### [AIM OF THE EXERCISE]
Only a number is required: how many lines of the material contain the word "that"?

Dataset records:
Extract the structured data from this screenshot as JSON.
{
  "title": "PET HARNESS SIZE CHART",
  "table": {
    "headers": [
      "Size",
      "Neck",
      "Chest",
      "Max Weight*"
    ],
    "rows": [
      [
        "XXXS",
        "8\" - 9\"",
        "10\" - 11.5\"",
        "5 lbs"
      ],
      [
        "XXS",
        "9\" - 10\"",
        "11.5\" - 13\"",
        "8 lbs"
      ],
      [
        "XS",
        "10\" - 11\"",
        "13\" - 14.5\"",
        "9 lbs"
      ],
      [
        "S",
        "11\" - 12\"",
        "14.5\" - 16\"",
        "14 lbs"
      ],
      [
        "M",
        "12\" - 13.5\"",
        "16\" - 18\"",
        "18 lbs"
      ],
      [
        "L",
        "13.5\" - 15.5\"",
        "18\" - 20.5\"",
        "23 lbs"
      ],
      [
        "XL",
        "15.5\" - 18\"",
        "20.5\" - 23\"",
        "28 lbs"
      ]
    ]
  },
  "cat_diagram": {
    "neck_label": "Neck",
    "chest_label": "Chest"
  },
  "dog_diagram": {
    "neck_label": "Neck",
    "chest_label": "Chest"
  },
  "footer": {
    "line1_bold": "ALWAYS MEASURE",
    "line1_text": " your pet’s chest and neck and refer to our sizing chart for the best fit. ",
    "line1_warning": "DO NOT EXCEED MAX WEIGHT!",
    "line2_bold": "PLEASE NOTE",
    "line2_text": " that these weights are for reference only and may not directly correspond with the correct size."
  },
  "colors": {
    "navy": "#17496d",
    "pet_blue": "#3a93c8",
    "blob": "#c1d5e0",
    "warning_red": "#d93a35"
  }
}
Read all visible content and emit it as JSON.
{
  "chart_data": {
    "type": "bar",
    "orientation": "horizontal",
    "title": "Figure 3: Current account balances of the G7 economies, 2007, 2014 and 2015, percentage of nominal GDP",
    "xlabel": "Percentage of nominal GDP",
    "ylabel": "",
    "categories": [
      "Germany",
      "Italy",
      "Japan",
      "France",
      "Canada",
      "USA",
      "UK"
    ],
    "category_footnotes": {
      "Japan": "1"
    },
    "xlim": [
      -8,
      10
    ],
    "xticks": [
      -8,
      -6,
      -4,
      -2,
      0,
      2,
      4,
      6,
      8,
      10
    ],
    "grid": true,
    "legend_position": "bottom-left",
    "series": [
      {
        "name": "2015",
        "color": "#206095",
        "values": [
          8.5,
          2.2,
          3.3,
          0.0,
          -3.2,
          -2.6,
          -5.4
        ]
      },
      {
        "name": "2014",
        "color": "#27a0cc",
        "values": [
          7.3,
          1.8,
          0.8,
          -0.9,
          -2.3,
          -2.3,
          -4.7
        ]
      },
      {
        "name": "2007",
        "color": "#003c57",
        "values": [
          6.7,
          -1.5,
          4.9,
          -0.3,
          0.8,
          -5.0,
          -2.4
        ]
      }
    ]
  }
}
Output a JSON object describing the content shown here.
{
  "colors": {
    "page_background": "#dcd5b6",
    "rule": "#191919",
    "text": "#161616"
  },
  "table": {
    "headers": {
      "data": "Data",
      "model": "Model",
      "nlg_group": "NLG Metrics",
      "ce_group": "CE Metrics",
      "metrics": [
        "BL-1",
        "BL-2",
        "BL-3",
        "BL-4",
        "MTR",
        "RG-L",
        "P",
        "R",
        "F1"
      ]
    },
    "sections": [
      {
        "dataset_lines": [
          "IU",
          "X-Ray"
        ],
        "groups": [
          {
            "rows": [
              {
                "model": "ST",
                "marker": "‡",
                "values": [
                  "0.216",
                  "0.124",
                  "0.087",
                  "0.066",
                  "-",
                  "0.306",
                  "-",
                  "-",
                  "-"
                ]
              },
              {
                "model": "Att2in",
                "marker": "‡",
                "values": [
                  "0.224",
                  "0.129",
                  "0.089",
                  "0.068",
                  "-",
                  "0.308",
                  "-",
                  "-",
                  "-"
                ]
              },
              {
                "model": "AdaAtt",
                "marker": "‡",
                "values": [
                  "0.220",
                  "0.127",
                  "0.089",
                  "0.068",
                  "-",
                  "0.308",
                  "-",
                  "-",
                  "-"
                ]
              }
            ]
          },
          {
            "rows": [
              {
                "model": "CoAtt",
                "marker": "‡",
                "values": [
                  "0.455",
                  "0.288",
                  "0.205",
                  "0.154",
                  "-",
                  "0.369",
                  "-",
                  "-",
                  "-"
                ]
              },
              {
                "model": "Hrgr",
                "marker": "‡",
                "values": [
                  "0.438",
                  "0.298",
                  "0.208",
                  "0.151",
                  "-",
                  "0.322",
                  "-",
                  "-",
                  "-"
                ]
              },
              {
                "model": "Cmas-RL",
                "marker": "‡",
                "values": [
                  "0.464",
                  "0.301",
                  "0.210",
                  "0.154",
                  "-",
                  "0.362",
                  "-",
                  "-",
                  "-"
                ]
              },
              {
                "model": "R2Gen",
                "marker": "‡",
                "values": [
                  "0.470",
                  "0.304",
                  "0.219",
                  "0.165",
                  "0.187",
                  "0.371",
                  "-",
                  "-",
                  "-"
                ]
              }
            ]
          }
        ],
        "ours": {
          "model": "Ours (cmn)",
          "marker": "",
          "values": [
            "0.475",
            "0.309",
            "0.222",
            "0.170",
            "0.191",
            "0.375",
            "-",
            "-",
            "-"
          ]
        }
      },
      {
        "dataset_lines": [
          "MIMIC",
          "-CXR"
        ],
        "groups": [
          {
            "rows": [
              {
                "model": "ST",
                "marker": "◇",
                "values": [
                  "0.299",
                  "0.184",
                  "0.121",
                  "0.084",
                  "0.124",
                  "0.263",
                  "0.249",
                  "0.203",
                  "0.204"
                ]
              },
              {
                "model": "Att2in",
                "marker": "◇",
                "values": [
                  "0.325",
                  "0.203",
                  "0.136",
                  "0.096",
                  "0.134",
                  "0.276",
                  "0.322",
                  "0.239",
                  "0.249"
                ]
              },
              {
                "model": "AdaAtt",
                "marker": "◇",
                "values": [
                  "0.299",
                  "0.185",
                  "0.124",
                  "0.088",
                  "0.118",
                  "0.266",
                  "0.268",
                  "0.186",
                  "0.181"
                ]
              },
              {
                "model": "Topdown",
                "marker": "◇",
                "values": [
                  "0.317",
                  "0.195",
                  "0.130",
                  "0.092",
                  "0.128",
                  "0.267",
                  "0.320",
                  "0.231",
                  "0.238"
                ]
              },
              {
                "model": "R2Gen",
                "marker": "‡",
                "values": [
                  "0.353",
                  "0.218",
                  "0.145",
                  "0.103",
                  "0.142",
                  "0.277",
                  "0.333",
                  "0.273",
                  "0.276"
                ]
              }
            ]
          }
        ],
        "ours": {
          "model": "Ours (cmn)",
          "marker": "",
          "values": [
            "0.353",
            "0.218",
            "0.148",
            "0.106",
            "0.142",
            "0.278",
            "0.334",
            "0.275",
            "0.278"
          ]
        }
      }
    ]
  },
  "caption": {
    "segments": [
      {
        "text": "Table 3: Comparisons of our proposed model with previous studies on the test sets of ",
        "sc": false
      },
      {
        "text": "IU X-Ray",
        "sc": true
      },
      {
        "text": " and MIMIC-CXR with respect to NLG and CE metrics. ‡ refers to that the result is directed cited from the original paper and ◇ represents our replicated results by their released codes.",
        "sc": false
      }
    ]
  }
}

### [COMPLETE ANSWER]
2